Your instructions:
Return the complete listing that follows, with each line reproduced exactly.

(Items from a dataset)
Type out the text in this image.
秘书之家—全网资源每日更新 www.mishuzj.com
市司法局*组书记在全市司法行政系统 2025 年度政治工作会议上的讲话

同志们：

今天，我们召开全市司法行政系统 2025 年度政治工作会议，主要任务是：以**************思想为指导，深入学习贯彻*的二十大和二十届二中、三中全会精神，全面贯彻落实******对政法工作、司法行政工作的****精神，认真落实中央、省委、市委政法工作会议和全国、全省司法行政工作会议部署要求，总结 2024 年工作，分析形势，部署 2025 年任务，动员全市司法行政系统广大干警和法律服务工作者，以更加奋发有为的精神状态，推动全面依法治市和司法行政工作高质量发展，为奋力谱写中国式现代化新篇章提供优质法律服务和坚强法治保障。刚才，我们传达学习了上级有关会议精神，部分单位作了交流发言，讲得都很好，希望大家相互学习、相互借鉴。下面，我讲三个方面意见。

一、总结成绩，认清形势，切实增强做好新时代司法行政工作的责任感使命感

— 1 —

Output for this exercise:
Type out the text in this image.
秘书之家—全网资源每日更新 www.mishuzj.com
市司法局*组书记在全市司法行政系统 2025 年度政治工作会议上的讲话

同志们：

今天，我们召开全市司法行政系统 2025 年度政治工作会议，主要任务是：以**************思想为指导，深入学习贯彻*的二十大和二十届二中、三中全会精神，全面贯彻落实******对政法工作、司法行政工作的****精神，认真落实中央、省委、市委政法工作会议和全国、全省司法行政工作会议部署要求，总结 2024 年工作，分析形势，部署 2025 年任务，动员全市司法行政系统广大干警和法律服务工作者，以更加奋发有为的精神状态，推动全面依法治市和司法行政工作高质量发展，为奋力谱写中国式现代化新篇章提供优质法律服务和坚强法治保障。刚才，我们传达学习了上级有关会议精神，部分单位作了交流发言，讲得都很好，希望大家相互学习、相互借鉴。下面，我讲三个方面意见。

一、总结成绩，认清形势，切实增强做好新时代司法行政工作的责任感使命感

— 1 —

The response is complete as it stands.